• [PASSAGE SHOWN]:
Below, Vlatko Veral shares five key insights from his new book, Portals to a New Reality: Five Pathways to the Future of Physics.
Vlatko is a quantum physicist and a Professor of Quantum Information Science at the University of Oxford. He is known for both his theoretical work and experimental collaborations on quantum information and entanglement. He is also the author of Decoding Reality and several textbooks about quantum physics and general relativity.
What’s the big idea?
What does quantum mechanics mean, and how does it affect everything and everyone around us? We are overdue for a physics breakthrough, and we live in an exciting time of anticipation for a revolutionary new understanding of physical reality.
1. Physics is on the verge of a new revolution.
I keep hearing that physics is becoming boring and that we haven’t had a new fundamental theory in one hundred years. The last two upheavals were Einstein’s relativity, special and general (completed in 1915), and quantum mechanics (discovered in 1925). The moment has now come for a new physics breakthrough.

Annotated region listings
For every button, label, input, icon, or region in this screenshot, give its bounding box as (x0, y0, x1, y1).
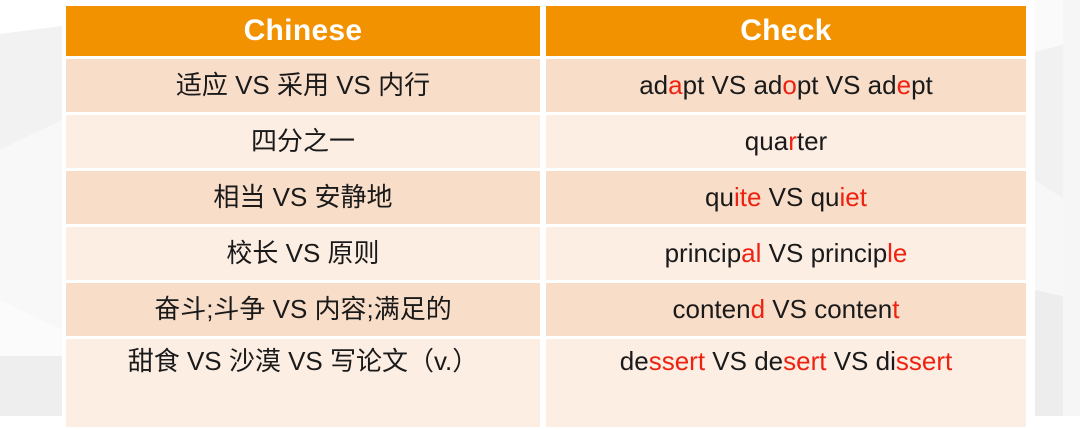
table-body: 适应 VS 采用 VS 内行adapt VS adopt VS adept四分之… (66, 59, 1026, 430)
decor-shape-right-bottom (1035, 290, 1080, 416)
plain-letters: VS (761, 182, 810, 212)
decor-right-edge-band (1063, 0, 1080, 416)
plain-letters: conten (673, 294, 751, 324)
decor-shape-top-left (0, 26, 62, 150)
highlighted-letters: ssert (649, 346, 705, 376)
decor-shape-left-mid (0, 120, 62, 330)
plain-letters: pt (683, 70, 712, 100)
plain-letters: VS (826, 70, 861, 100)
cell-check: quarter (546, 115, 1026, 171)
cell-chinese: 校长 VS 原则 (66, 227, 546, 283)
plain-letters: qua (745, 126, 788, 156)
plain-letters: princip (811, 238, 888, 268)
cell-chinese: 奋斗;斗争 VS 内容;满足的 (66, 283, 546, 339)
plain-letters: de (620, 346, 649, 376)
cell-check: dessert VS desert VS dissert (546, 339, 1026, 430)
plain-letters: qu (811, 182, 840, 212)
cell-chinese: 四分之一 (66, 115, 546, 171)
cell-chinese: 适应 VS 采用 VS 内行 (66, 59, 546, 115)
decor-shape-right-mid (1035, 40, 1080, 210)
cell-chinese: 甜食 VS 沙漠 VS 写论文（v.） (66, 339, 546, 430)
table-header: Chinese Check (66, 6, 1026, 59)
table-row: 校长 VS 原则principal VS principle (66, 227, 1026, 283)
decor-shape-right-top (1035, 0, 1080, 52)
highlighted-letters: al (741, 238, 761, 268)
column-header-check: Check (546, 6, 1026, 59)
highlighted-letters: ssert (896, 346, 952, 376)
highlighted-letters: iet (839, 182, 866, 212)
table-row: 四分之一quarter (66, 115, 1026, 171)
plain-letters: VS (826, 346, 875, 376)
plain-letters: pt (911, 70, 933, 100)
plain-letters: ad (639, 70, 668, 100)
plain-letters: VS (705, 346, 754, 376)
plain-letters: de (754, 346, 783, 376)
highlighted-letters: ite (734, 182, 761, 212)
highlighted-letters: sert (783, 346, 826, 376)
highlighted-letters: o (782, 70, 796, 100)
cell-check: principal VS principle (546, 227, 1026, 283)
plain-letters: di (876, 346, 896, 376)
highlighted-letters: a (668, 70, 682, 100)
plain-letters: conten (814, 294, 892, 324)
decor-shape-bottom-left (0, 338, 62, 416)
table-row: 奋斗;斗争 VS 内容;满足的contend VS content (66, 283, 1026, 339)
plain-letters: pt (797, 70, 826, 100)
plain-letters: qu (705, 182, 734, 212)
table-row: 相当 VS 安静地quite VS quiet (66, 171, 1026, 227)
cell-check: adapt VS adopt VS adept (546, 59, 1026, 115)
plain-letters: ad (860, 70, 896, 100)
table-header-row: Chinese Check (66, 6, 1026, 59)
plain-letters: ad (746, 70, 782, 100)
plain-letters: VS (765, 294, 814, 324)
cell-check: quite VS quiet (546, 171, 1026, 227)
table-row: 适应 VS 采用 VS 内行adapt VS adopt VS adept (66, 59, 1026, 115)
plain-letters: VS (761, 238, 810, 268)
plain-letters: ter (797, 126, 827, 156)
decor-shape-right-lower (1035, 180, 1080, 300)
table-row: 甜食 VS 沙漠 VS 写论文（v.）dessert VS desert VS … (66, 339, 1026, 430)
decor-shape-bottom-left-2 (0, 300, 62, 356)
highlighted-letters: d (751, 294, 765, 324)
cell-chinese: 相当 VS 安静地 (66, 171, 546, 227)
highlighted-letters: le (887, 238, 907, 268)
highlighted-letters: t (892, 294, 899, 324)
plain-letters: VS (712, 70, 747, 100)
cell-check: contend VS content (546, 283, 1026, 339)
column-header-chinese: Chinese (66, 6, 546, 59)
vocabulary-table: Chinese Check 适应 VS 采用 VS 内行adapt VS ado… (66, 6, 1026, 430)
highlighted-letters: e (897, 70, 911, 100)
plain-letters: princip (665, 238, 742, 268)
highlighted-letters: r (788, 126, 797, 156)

• [EXERCISE GOAL]: Quote the part of the physics passage that opens with the words containing "Below, Vlatko Veral" and closes with "of physical reality.".

• [ANSWER TO THIS PROBLEM]:
Below, Vlatko Veral shares five key insights from his new book, Portals to a New Reality: Five Pathways to the Future of Physics.
Vlatko is a quantum physicist and a Professor of Quantum Information Science at the University of Oxford. He is known for both his theoretical work and experimental collaborations on quantum information and entanglement. He is also the author of Decoding Reality and several textbooks about quantum physics and general relativity.
What’s the big idea?
What does quantum mechanics mean, and how does it affect everything and everyone around us? We are overdue for a physics breakthrough, and we live in an exciting time of anticipation for a revolutionary new understanding of physical reality.